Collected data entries
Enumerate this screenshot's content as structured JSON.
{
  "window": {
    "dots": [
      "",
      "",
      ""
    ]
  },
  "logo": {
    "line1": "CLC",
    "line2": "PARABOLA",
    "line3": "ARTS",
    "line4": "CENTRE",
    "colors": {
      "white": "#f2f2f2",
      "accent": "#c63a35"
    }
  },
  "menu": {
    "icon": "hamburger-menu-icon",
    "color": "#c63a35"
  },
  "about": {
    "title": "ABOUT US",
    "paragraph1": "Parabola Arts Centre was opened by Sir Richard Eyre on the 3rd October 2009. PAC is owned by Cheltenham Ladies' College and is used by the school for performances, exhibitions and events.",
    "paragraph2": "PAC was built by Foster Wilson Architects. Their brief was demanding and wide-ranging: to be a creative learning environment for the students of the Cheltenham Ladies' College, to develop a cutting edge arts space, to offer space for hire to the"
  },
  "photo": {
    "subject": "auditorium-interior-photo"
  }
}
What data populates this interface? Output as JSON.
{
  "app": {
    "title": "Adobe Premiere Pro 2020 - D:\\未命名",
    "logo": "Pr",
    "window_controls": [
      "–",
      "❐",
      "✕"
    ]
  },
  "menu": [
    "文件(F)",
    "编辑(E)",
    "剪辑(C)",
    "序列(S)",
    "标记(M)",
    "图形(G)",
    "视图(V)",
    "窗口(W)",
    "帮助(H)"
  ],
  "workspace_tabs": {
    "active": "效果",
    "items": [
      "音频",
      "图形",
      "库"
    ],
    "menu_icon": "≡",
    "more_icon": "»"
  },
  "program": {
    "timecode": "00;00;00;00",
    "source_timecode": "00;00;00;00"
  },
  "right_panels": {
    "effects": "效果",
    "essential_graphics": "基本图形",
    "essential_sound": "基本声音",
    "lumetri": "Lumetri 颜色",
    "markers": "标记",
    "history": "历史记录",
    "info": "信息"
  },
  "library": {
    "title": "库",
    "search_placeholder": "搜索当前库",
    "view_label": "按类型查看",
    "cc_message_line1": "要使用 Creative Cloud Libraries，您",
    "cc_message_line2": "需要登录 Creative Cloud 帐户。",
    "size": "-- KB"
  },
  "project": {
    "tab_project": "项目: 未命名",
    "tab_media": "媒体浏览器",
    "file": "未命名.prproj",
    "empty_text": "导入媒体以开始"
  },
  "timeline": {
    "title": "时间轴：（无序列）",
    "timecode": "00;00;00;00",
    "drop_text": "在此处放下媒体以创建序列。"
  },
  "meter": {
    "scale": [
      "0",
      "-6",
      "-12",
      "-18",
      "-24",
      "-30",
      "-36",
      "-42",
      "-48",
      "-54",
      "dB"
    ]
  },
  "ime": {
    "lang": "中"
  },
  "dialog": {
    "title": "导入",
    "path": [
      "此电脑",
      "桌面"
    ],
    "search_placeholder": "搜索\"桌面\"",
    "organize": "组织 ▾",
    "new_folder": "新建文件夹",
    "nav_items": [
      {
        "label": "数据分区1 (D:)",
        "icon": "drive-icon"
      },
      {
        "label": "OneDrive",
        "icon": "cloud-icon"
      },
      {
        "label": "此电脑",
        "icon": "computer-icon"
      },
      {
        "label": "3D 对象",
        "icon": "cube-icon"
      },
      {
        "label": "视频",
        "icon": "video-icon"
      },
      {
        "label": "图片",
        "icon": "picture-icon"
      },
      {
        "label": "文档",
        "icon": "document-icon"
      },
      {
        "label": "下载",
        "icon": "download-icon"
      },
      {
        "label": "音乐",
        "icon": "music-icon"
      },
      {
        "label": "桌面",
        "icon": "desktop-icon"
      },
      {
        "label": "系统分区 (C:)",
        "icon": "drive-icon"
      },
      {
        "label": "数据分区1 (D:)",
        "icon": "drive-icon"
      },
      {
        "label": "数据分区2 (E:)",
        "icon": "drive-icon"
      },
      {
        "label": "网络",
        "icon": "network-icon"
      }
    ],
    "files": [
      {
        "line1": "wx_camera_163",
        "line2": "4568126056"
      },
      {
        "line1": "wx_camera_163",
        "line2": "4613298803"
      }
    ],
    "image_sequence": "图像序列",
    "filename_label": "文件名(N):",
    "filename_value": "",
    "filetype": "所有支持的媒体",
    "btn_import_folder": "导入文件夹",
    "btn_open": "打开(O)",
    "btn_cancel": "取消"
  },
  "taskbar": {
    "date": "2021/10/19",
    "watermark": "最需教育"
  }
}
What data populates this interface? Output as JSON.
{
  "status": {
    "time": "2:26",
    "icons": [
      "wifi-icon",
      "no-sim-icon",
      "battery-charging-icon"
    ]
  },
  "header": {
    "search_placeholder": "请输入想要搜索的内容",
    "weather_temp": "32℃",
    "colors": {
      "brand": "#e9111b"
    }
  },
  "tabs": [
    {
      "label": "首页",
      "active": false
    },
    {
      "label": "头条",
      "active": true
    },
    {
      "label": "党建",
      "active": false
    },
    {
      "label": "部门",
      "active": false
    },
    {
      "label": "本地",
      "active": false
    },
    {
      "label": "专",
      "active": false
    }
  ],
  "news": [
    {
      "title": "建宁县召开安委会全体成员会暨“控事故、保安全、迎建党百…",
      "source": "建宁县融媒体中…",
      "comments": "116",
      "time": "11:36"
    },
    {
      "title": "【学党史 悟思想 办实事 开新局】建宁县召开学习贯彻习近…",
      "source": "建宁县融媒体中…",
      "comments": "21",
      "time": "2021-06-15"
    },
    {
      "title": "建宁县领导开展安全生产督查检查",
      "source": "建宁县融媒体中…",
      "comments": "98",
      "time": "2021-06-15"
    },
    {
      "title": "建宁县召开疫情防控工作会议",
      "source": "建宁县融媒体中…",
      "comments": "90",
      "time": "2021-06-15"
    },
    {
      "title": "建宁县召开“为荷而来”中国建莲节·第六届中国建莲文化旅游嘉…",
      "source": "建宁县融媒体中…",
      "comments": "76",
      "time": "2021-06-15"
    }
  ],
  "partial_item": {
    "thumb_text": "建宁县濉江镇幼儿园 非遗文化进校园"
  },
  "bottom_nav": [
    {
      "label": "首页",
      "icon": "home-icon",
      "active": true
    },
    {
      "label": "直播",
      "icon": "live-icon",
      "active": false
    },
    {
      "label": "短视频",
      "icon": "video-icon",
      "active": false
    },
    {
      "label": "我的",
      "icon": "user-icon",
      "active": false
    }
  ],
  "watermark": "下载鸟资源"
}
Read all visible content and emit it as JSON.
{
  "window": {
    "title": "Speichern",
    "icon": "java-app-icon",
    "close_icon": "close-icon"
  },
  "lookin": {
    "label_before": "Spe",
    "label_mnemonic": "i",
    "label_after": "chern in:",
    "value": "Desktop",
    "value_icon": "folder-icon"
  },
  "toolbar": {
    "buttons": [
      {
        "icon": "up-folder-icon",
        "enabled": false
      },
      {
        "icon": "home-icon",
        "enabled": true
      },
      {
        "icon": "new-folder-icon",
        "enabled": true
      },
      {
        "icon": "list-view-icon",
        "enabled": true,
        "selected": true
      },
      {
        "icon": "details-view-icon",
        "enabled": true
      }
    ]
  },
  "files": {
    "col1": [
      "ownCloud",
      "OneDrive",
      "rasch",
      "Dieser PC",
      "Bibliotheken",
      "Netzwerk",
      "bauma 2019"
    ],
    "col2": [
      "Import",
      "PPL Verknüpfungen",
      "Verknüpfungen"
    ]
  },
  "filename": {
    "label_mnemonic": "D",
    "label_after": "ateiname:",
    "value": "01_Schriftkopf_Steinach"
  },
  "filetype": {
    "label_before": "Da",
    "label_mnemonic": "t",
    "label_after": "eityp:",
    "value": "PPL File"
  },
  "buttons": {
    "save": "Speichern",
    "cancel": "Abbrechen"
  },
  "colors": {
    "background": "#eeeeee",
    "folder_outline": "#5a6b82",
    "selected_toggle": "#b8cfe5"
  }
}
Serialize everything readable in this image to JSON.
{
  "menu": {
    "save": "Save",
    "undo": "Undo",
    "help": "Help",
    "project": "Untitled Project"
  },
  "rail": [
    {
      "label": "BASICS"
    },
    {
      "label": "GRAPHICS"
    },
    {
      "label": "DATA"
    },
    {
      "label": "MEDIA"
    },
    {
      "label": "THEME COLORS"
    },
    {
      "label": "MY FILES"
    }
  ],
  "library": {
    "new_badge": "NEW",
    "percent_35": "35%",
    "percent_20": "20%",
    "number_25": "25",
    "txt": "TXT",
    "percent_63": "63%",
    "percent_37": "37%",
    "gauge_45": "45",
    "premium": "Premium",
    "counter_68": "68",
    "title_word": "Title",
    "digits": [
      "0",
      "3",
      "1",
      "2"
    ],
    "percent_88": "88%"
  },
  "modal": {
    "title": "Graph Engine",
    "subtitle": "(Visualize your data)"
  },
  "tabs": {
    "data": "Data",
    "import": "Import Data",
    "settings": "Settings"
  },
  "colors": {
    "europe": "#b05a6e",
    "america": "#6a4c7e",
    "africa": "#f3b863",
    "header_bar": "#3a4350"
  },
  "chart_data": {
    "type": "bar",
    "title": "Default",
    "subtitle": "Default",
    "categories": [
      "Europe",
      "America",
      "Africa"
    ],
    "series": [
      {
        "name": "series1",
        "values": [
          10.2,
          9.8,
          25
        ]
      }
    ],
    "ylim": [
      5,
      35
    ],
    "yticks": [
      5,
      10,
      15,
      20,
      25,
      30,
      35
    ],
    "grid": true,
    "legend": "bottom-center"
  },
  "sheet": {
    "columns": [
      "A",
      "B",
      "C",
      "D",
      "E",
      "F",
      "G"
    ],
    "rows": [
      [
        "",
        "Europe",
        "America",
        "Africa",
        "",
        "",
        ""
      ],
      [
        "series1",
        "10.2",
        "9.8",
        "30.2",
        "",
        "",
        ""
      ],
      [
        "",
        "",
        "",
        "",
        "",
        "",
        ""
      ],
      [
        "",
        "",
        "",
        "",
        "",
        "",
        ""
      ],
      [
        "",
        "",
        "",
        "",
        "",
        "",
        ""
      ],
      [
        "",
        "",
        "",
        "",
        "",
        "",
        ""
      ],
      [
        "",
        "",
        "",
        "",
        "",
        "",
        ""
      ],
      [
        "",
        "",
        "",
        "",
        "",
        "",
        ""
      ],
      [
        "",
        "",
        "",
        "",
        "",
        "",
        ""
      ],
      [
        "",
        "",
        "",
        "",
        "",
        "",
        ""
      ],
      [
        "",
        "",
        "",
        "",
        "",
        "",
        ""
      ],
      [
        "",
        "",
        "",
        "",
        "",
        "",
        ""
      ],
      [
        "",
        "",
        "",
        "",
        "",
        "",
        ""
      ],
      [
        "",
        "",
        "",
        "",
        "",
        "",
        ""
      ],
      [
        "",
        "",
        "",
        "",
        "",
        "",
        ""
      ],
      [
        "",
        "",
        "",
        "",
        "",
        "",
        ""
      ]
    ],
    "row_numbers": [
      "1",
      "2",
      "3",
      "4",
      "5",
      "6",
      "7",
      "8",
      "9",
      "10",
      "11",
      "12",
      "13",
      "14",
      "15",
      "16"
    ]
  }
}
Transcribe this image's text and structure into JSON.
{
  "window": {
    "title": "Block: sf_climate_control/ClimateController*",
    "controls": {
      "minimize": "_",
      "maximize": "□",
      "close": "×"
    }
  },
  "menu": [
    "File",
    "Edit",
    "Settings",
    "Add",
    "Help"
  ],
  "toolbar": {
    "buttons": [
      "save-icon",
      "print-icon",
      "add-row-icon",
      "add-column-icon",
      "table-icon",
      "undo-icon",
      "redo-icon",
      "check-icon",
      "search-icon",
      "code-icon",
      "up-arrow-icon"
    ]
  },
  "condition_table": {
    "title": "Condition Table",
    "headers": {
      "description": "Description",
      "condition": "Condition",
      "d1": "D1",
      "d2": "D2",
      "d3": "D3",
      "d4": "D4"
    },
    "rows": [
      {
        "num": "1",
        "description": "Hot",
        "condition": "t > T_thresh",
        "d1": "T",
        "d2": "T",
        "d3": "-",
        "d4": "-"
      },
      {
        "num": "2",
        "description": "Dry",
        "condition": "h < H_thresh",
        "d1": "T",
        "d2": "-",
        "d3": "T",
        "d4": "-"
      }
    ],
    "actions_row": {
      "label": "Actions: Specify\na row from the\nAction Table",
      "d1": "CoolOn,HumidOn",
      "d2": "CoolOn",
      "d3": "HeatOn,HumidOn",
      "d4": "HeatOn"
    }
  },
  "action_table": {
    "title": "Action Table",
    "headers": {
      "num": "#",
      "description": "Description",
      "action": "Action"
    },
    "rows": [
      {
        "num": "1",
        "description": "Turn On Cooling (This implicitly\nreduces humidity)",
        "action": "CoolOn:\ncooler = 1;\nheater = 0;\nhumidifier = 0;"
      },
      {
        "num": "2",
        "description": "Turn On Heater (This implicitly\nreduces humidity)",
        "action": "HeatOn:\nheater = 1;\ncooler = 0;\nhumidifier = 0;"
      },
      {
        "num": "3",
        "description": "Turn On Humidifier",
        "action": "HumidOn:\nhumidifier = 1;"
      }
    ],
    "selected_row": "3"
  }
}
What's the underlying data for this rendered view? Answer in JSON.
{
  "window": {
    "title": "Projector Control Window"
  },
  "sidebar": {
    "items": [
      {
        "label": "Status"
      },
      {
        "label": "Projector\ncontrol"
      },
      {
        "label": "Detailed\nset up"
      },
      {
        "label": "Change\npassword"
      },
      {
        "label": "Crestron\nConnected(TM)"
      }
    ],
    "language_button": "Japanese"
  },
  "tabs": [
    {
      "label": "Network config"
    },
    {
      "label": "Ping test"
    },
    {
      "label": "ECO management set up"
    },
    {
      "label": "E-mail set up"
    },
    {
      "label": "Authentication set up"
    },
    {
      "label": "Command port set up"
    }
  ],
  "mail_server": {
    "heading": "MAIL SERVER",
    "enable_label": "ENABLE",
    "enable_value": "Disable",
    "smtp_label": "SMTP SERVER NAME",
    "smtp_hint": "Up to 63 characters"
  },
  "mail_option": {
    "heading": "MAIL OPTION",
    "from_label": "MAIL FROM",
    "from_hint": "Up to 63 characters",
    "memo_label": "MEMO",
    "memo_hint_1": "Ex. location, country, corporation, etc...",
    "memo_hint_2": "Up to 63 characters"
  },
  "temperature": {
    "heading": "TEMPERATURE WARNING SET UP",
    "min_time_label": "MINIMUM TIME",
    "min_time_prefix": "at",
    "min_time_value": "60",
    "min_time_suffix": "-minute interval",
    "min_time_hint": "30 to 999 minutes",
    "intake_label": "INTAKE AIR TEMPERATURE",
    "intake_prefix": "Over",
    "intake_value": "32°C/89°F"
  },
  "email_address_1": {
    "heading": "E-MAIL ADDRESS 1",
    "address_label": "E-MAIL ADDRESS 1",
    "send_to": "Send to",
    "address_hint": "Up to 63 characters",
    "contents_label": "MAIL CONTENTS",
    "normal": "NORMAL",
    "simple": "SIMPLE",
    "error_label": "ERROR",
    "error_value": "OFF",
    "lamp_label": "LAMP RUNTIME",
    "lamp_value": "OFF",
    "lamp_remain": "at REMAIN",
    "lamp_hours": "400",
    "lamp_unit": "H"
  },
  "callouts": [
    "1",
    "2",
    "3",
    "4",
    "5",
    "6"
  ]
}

## What is expected
Copy out each line of the material that holds the word "characters".

## Right answer
    "smtp_hint": "Up to 63 characters"
    "from_hint": "Up to 63 characters",
    "memo_hint_2": "Up to 63 characters"
    "address_hint": "Up to 63 characters",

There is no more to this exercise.